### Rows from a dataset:
#####
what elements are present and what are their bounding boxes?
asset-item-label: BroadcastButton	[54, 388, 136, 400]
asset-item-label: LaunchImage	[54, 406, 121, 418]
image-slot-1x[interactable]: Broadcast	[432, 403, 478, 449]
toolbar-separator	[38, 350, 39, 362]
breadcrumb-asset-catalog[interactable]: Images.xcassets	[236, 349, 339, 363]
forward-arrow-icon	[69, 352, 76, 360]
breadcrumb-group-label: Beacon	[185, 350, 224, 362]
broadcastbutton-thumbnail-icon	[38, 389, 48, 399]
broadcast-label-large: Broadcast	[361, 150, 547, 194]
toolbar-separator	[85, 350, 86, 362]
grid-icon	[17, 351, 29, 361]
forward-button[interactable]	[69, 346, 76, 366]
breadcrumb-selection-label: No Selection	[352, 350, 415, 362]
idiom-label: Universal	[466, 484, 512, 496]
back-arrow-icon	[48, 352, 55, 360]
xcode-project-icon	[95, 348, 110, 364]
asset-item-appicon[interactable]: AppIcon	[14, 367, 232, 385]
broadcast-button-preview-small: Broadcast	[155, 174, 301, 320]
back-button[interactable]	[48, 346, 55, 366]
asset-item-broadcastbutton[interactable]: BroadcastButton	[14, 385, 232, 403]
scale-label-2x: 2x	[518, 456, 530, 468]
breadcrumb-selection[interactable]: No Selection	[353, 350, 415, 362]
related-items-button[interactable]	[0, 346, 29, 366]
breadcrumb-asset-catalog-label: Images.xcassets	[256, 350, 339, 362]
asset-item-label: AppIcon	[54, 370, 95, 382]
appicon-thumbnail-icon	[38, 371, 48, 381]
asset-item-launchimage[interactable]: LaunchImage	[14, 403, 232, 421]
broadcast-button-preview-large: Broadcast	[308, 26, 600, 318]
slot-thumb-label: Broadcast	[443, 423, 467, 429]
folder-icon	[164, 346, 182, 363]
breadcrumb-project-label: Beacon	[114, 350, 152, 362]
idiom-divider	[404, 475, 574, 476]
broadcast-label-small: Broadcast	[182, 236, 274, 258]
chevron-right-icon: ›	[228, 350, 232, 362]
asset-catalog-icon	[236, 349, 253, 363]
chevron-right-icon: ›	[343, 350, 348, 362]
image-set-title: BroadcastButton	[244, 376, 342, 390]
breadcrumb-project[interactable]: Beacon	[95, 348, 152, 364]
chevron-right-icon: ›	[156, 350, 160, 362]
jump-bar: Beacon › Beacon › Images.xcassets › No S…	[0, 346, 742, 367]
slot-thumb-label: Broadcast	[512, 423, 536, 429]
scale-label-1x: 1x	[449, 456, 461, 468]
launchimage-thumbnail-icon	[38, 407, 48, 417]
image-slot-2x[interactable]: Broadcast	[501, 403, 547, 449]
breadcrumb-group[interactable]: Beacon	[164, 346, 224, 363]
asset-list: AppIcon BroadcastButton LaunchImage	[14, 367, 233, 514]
#####
### What you are asked to do:
Retype every line of the records above without any changes.

### Written answer:
what elements are present and what are their bounding boxes?
asset-item-label: BroadcastButton	[54, 388, 136, 400]
asset-item-label: LaunchImage	[54, 406, 121, 418]
image-slot-1x[interactable]: Broadcast	[432, 403, 478, 449]
toolbar-separator	[38, 350, 39, 362]
breadcrumb-asset-catalog[interactable]: Images.xcassets	[236, 349, 339, 363]
forward-arrow-icon	[69, 352, 76, 360]
breadcrumb-group-label: Beacon	[185, 350, 224, 362]
broadcastbutton-thumbnail-icon	[38, 389, 48, 399]
broadcast-label-large: Broadcast	[361, 150, 547, 194]
toolbar-separator	[85, 350, 86, 362]
grid-icon	[17, 351, 29, 361]
forward-button[interactable]	[69, 346, 76, 366]
breadcrumb-selection-label: No Selection	[352, 350, 415, 362]
idiom-label: Universal	[466, 484, 512, 496]
back-arrow-icon	[48, 352, 55, 360]
xcode-project-icon	[95, 348, 110, 364]
asset-item-appicon[interactable]: AppIcon	[14, 367, 232, 385]
broadcast-button-preview-small: Broadcast	[155, 174, 301, 320]
back-button[interactable]	[48, 346, 55, 366]
asset-item-broadcastbutton[interactable]: BroadcastButton	[14, 385, 232, 403]
scale-label-2x: 2x	[518, 456, 530, 468]
breadcrumb-selection[interactable]: No Selection	[353, 350, 415, 362]
related-items-button[interactable]	[0, 346, 29, 366]
breadcrumb-asset-catalog-label: Images.xcassets	[256, 350, 339, 362]
asset-item-label: AppIcon	[54, 370, 95, 382]
appicon-thumbnail-icon	[38, 371, 48, 381]
asset-item-launchimage[interactable]: LaunchImage	[14, 403, 232, 421]
broadcast-button-preview-large: Broadcast	[308, 26, 600, 318]
slot-thumb-label: Broadcast	[443, 423, 467, 429]
folder-icon	[164, 346, 182, 363]
breadcrumb-project-label: Beacon	[114, 350, 152, 362]
idiom-divider	[404, 475, 574, 476]
broadcast-label-small: Broadcast	[182, 236, 274, 258]
chevron-right-icon: ›	[228, 350, 232, 362]
asset-catalog-icon	[236, 349, 253, 363]
chevron-right-icon: ›	[343, 350, 348, 362]
image-set-title: BroadcastButton	[244, 376, 342, 390]
breadcrumb-project[interactable]: Beacon	[95, 348, 152, 364]
chevron-right-icon: ›	[156, 350, 160, 362]
jump-bar: Beacon › Beacon › Images.xcassets › No S…	[0, 346, 742, 367]
slot-thumb-label: Broadcast	[512, 423, 536, 429]
scale-label-1x: 1x	[449, 456, 461, 468]
launchimage-thumbnail-icon	[38, 407, 48, 417]
image-slot-2x[interactable]: Broadcast	[501, 403, 547, 449]
breadcrumb-group[interactable]: Beacon	[164, 346, 224, 363]
asset-list: AppIcon BroadcastButton LaunchImage	[14, 367, 233, 514]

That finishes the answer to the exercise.